## Stored records
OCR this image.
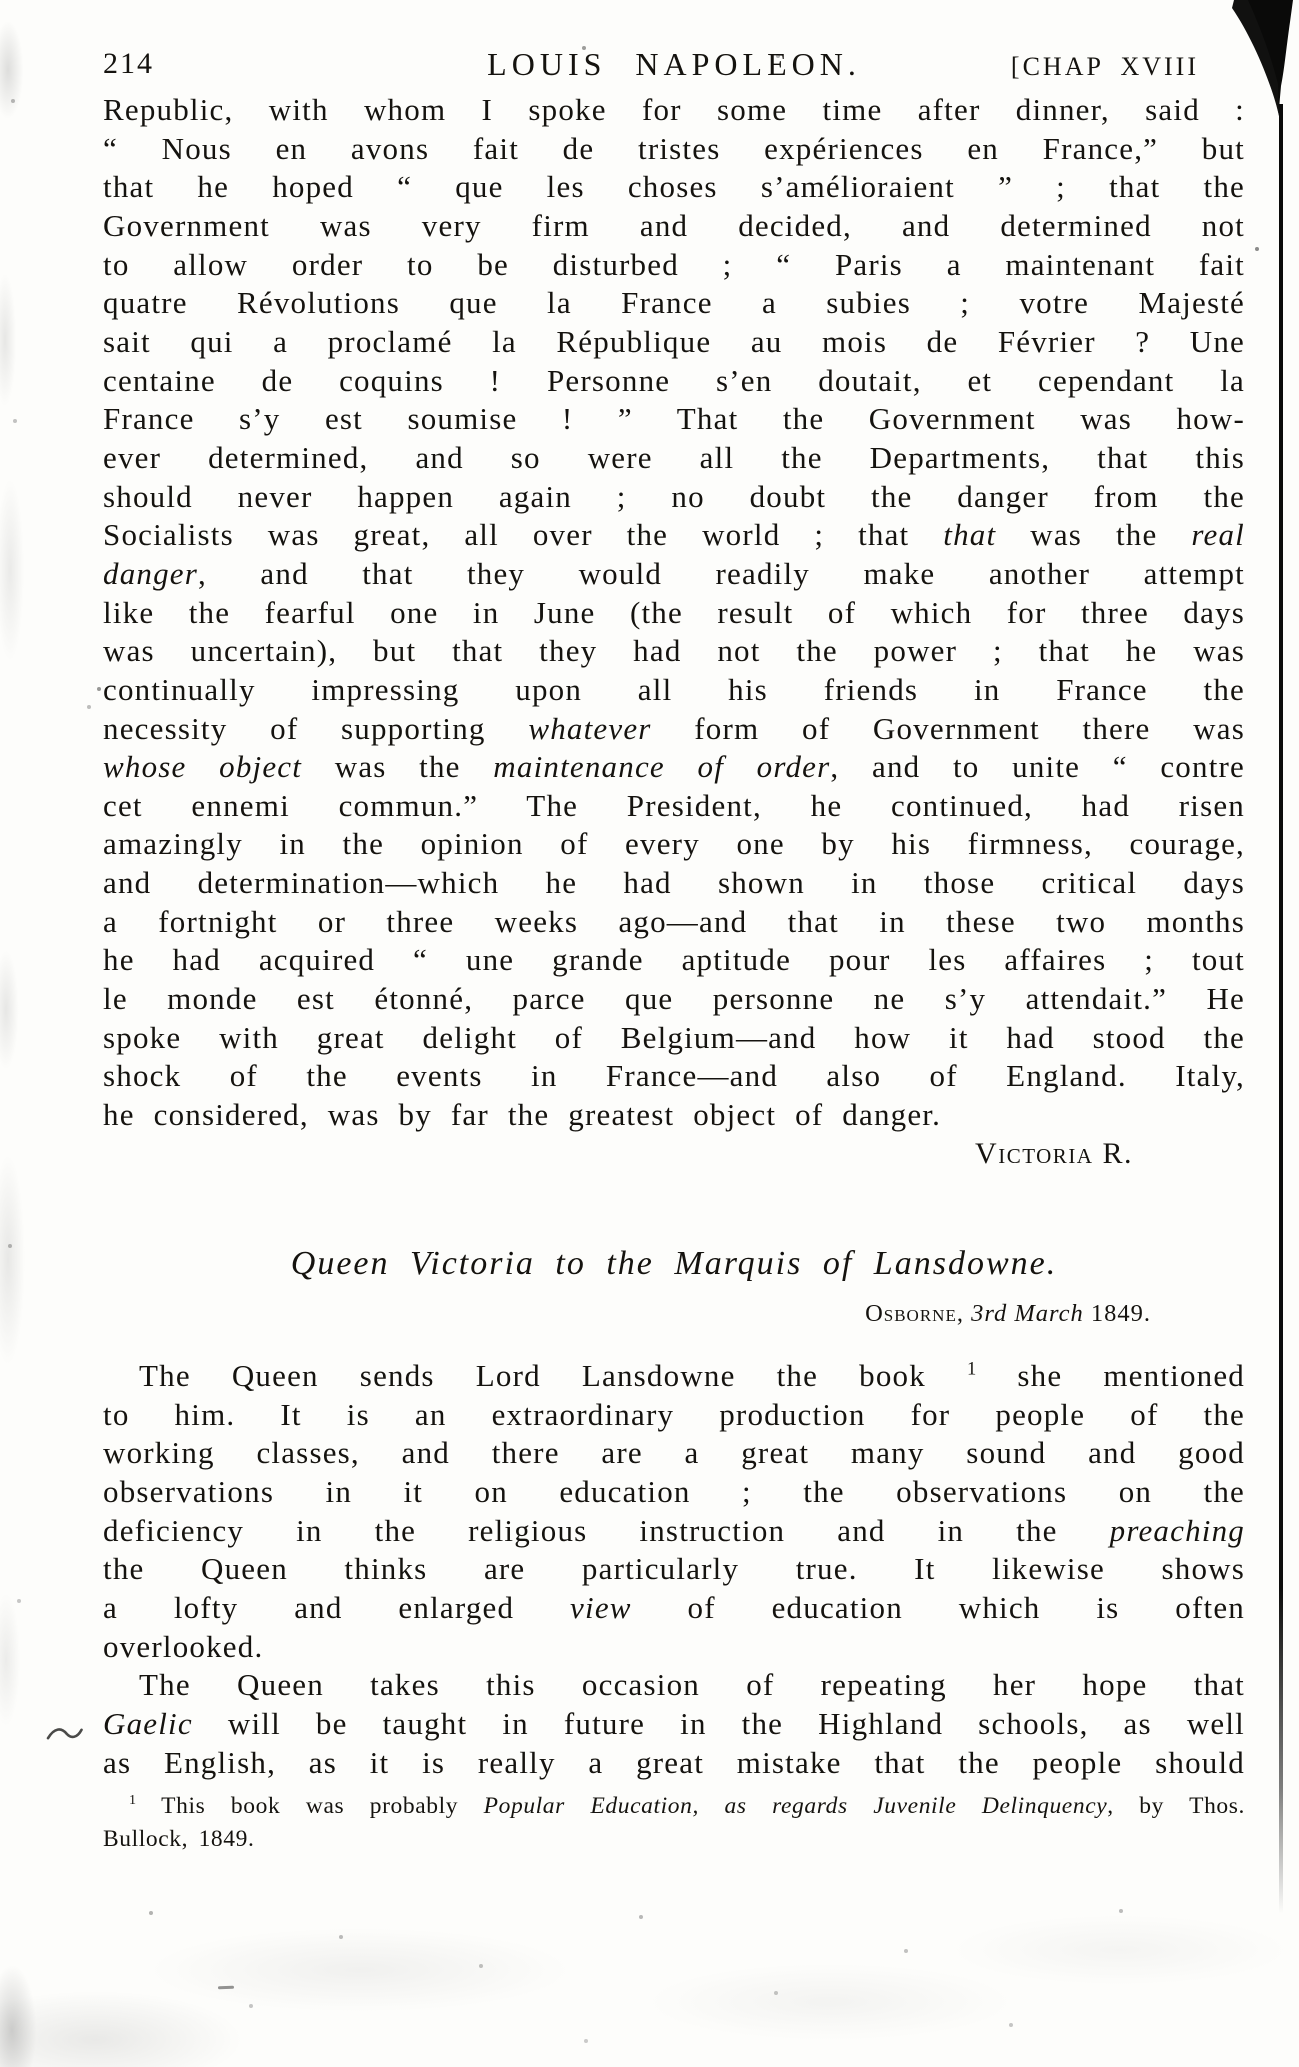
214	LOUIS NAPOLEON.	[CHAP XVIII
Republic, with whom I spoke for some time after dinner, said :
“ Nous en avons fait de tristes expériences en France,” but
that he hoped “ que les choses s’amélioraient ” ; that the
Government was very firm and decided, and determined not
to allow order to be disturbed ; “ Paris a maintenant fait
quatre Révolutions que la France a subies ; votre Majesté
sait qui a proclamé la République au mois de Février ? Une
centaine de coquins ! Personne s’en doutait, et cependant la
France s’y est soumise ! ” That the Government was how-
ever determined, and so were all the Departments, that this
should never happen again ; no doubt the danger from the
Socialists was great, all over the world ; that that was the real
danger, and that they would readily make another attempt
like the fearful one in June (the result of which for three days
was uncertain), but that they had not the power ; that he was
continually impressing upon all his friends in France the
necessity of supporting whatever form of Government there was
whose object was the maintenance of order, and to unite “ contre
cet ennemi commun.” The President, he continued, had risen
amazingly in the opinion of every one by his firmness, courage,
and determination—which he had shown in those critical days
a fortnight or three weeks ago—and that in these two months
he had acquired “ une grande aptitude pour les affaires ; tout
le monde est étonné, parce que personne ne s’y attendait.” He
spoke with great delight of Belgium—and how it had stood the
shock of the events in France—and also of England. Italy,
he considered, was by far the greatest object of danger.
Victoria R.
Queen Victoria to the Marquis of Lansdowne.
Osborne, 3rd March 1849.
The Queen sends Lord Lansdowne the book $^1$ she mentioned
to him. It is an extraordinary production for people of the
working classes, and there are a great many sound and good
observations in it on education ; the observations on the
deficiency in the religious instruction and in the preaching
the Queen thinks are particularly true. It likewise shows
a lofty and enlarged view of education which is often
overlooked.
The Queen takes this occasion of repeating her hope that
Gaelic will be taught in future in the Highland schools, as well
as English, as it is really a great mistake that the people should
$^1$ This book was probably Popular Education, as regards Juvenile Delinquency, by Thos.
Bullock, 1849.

--

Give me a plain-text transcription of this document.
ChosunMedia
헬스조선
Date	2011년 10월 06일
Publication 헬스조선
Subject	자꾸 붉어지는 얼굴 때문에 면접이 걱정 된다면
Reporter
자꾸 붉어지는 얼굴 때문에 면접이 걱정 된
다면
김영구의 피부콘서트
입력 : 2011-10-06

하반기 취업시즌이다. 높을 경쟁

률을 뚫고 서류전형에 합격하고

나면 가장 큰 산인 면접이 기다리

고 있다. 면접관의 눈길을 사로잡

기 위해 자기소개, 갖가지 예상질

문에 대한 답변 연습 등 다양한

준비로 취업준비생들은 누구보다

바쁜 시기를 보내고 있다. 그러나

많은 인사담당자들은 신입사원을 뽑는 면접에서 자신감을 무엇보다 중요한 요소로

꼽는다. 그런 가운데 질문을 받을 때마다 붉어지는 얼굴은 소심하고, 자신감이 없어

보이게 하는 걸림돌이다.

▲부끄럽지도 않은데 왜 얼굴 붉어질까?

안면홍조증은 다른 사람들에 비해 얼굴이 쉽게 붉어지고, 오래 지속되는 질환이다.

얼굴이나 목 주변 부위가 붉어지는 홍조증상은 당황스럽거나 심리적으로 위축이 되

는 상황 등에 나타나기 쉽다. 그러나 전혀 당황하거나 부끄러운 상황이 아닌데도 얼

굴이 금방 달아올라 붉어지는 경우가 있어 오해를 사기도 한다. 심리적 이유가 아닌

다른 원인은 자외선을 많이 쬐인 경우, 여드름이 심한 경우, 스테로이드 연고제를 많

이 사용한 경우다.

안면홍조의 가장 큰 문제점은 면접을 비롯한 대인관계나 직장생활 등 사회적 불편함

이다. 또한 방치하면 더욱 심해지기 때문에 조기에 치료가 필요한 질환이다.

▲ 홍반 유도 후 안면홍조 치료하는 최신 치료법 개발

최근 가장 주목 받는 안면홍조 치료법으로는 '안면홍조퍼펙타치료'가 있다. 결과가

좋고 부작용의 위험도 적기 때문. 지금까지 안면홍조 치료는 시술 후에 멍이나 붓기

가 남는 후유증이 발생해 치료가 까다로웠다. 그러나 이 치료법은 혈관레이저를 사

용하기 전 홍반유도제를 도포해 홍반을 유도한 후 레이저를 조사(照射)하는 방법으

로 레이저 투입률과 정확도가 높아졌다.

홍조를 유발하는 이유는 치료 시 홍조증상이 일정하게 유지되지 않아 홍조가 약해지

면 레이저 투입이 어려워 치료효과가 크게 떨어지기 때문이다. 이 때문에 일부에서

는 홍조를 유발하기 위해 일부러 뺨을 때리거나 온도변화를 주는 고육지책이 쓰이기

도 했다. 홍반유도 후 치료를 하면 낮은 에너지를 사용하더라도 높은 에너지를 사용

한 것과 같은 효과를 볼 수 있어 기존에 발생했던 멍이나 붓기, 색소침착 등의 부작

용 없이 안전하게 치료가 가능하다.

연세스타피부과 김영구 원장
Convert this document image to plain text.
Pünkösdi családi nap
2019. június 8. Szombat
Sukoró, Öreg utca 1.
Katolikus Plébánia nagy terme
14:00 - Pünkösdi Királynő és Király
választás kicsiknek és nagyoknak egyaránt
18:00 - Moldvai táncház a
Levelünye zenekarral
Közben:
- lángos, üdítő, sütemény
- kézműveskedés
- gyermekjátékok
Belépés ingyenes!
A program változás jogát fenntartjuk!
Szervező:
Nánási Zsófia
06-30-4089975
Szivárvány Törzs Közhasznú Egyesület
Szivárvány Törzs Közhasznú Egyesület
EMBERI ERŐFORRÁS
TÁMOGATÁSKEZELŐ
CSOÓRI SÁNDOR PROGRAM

## Description of the task
Read the lines above. Gather those in which the string "determined" is found.

## Response below
Government was very firm and decided, and determined not
ever determined, and so were all the Departments, that this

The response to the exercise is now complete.